▸ REQUIRED WORK
Which lines in the material below contain the word "size"? Copy each of them.

▸ EXERCISE MATERIAL

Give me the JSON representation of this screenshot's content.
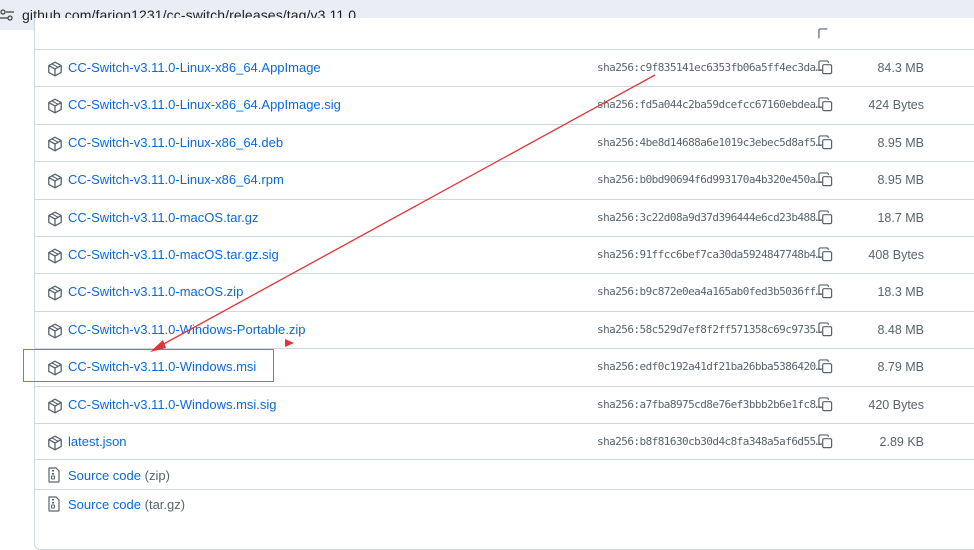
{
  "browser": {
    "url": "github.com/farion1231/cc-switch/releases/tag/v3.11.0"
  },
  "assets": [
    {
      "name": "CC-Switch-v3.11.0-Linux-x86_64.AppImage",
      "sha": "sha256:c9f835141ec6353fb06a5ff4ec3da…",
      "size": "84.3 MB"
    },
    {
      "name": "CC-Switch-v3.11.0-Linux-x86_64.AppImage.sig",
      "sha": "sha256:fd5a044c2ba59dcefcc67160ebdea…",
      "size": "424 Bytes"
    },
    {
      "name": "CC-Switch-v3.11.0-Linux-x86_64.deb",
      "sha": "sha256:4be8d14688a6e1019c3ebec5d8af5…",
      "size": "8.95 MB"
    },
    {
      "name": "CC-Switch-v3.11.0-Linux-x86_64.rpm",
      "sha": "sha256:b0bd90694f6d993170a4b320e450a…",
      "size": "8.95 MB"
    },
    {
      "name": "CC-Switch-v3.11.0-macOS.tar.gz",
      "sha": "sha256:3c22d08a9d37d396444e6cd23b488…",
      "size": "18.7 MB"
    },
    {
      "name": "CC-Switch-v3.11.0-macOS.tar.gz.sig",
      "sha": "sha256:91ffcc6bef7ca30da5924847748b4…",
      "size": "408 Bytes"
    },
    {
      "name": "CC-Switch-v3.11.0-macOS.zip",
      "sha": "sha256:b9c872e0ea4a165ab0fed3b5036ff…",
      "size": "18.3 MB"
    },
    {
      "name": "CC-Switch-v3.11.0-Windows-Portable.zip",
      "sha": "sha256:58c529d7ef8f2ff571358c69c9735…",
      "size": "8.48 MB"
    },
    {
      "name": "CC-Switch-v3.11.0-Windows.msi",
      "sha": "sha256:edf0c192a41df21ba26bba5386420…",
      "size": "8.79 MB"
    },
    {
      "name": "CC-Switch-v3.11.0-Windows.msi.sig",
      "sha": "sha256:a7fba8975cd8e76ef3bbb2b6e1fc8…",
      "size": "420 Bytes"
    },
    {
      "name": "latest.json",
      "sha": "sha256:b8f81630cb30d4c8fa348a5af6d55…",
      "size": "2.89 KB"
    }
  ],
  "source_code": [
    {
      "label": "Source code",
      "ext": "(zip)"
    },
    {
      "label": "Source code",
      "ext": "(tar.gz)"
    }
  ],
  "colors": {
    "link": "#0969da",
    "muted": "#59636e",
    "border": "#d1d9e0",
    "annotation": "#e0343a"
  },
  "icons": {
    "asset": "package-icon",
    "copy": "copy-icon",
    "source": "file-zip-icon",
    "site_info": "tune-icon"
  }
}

▸ WRITTEN REPLY
      "size": "84.3 MB"
      "size": "424 Bytes"
      "size": "8.95 MB"
      "size": "8.95 MB"
      "size": "18.7 MB"
      "size": "408 Bytes"
      "size": "18.3 MB"
      "size": "8.48 MB"
      "size": "8.79 MB"
      "size": "420 Bytes"
      "size": "2.89 KB"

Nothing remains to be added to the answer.